§ WORK INSTRUCTIONS:
Set the following entries down again exactly, line by line.

Stored data:
· · · ·

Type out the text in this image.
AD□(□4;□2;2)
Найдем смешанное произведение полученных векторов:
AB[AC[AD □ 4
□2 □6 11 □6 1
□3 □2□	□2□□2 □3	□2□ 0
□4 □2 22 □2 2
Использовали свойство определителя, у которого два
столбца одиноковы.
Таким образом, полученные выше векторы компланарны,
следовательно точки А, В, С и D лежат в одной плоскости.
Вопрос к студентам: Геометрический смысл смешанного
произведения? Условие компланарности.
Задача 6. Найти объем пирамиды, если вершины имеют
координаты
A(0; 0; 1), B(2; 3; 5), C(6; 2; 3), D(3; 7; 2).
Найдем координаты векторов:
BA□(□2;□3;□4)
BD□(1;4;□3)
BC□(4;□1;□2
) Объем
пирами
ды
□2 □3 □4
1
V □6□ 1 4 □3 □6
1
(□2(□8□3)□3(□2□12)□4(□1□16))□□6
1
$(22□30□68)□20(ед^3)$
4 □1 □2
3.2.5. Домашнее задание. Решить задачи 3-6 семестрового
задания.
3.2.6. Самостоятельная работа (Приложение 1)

· · · ·

§ OUTPUT OF THE EXERCISE:
Type out the text in this image.
AD□(□4;□2;2)
Найдем смешанное произведение полученных векторов:
AB[AC[AD □ 4
□2 □6 11 □6 1
□3 □2□	□2□□2 □3	□2□ 0
□4 □2 22 □2 2
Использовали свойство определителя, у которого два
столбца одиноковы.
Таким образом, полученные выше векторы компланарны,
следовательно точки А, В, С и D лежат в одной плоскости.
Вопрос к студентам: Геометрический смысл смешанного
произведения? Условие компланарности.
Задача 6. Найти объем пирамиды, если вершины имеют
координаты
A(0; 0; 1), B(2; 3; 5), C(6; 2; 3), D(3; 7; 2).
Найдем координаты векторов:
BA□(□2;□3;□4)
BD□(1;4;□3)
BC□(4;□1;□2
) Объем
пирами
ды
□2 □3 □4
1
V □6□ 1 4 □3 □6
1
(□2(□8□3)□3(□2□12)□4(□1□16))□□6
1
$(22□30□68)□20(ед^3)$
4 □1 □2
3.2.5. Домашнее задание. Решить задачи 3-6 семестрового
задания.
3.2.6. Самостоятельная работа (Приложение 1)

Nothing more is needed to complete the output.